Work to do:
(a) Answer these questions about the column on Mintzberg and Zuckerberg, one line each:
(i) In what year did Mintzberg propose 10 key managerial roles?
(ii) What communities does the column name for the Buddhist and Christian contexts?
(iii) How does the writer describe management and leadership?
(b) Print the part of the column on Mintzberg and Zuckerberg from "Monday, 11 February" to "Sri Lankan context.".
(c) Write what comes next in the column on Mintzberg and Zuckerberg, beginning after its last sentence.

** Start of Selected excerpt **

Of Mintzberg and Zuckerberg: Communities and commodities

Monday, 11 February 2019 00:10 -     - {{hitsCtrl.values.hits}}


Henry Mintzberg, the veteran management thinker, promotes the concept of “community,” stating that leadership should pave way for “communityship”. Mark Zuckerberg, on the other hand, created the largest social media platform, Facebook, with an active monthly user base becoming the largest population on earth.

With the rapid growth of technology and increasing expansion of social media usage, what are the prospects of using Facebook for community building? Is it merely being used as a commodity for sharing? What is the connection between Mintzberg’s concepts and Zuckerberg’s creations? Today’s column is an elaboration of it in relation to the Sri Lankan context.


Living in communities is nothing new for East and West alike. We have Sangha societies in the Buddhist context. We also have monasteries in the Christian context. The commonality in both is the way a group of members of a community live. It involves sharing of a common set of values, respecting one another and a high degree of collaboration. Also, it invites the members to display synergy in their actions and reactions.

“It seems that we are over-led and under-managed,” says Mintzberg. Many may disagree. Yet, you cannot undermine this candid Canadian veteran. Having contributed to management in proposing 10 key managerial roles way back in 1971, he is sharp and sensible in his criticism. I had this confusion early in my management teaching stages about the real difference between a manager and a leader, and in a broad sense management and leadership. Thanks to global thought leaders, now I have a clear way out.

For me, management is a process and leadership is a phenomenon. Every manager has a “leading” function to perform. When it gets expanded, he/she thinks and acts more as a leader.  What Mintzberg Invites ius is even to go beyond. In his website blog (www.mintzberg.org), Mintzberg elaborates why he says so.

“How can you recognise communityship? That’s easy. You have found it when you walk into an organisation and are struck by the energy in the place, the personal commitment of the people and their collective engagement in what they are doing. These people don’t have to be formally empowered because they are naturally engaged. The organisation respects them so they respect it. They don’t live in mortal fear of being fired en mass because some ‘leader’ hasn’t made his or her numbers. Imagine an economy made up of such organisations.” (www.mintzberg.org)

** End of Selected excerpt **
** Start of Dataset excerpt **

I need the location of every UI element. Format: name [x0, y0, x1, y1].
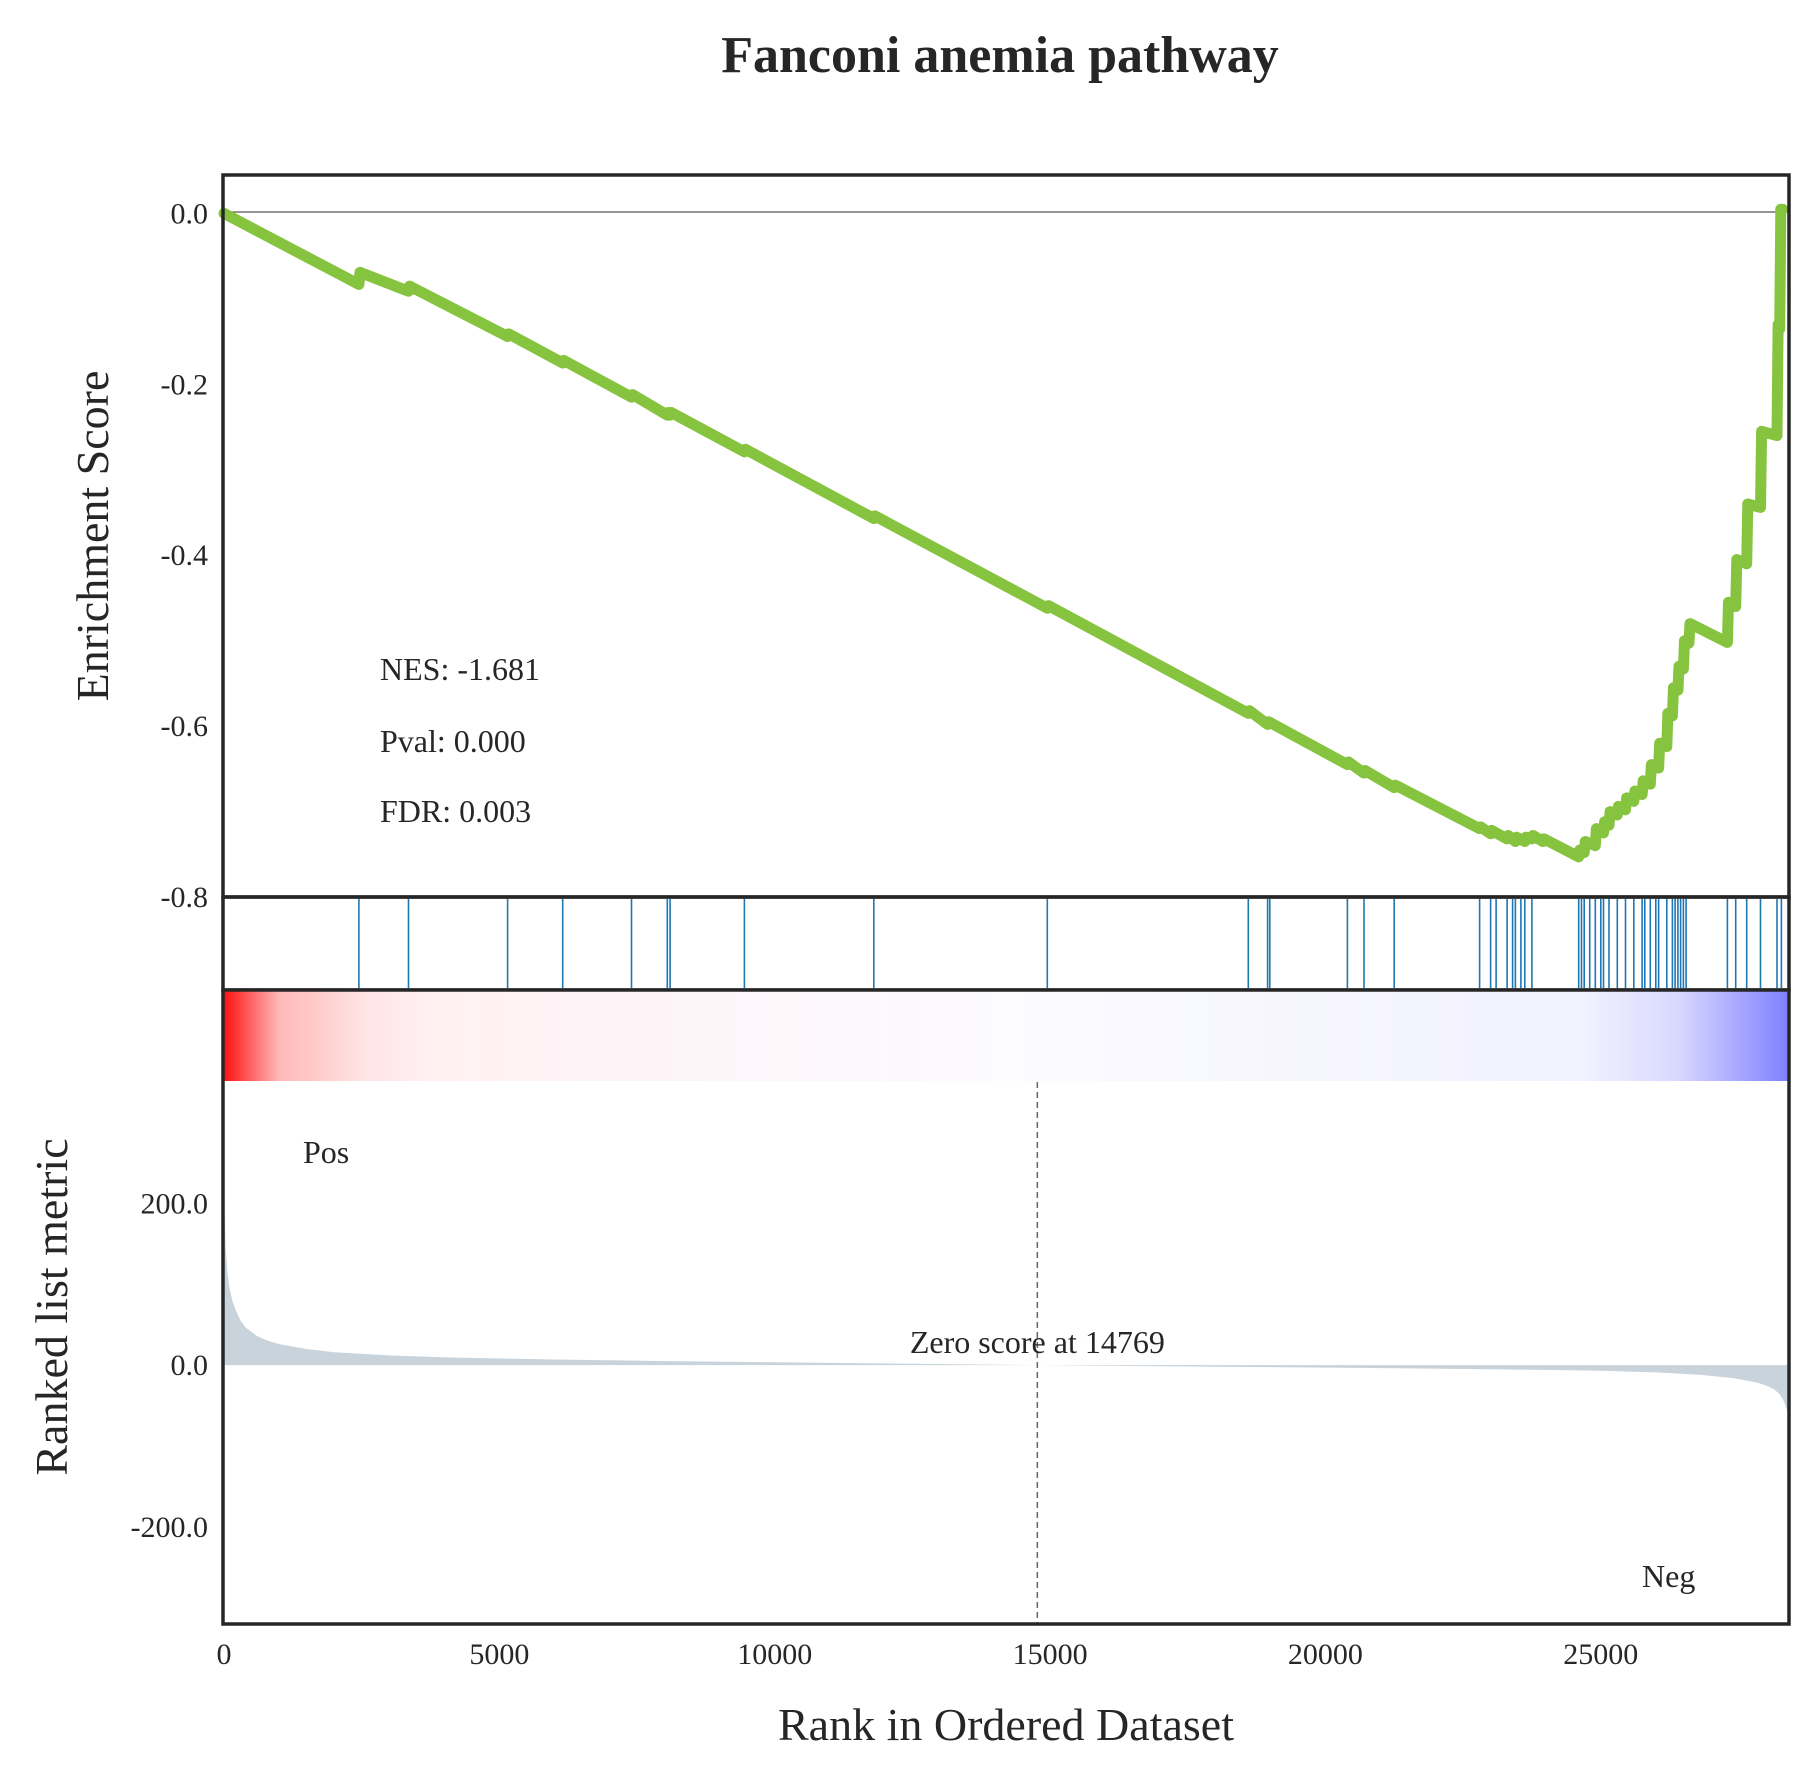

** End of Dataset excerpt **

Responses for each task:
(a)
(i) 1971
(ii) Sangha societies in the Buddhist context and monasteries in the Christian context
(iii) Management is a process and leadership is a phenomenon.

(b)
Monday, 11 February 2019 00:10 -     - {{hitsCtrl.values.hits}}


Henry Mintzberg, the veteran management thinker, promotes the concept of “community,” stating that leadership should pave way for “communityship”. Mark Zuckerberg, on the other hand, created the largest social media platform, Facebook, with an active monthly user base becoming the largest population on earth.

With the rapid growth of technology and increasing expansion of social media usage, what are the prospects of using Facebook for community building? Is it merely being used as a commodity for sharing? What is the connection between Mintzberg’s concepts and Zuckerberg’s creations? Today’s column is an elaboration of it in relation to the Sri Lankan context.

(c)
There is a clear invitation to shift from “one man show” to a “one team show”. In other words, we need no one superstar but a galaxy of superstars. I have been subconsciously promoting this at the Postgraduate Institute of Management, and now I am more convinced when I hear the inspirational ideas from Mintzberg in a similar fashion. 

Synergy and communityship

One key feature in communityship is synergy. Synergy is all about working together. It is synchronised energy in action. Stephen Covey, in his bestseller ‘Seven Habits of Highly Effective People,’ describes synergy as follows: “Synergy means that the whole is greater than the sum of its parts. It shows that the relationship, which the parts have to each other, is a part in and of itself. It is not only a part, but also the most catalytic, the most empowering, the most unifying, and the most exciting part.” 

“Synergy is everywhere in nature,” he goes on further. “If two plants are placed close together for growth, the roots improve the quality of the soil so that both plants will grow better than if they were separated. In short, one plus one equals three or more. The challenge is to apply the principles of creative cooperation, which we learn from nature, in our social interactions…The essence of synergy is to value differences – to respect them, to build on strengths, to compensate for weaknesses.” There is much food for thought indeed. 

“Probably we never fully credit the interdependence of wild creatures, and their cognizance of the affairs of their own kind,” said Mary Austin, a renowned American author. The way geese fly in ‘V’ shape and the way wolves run as a flock are just two prominent examples.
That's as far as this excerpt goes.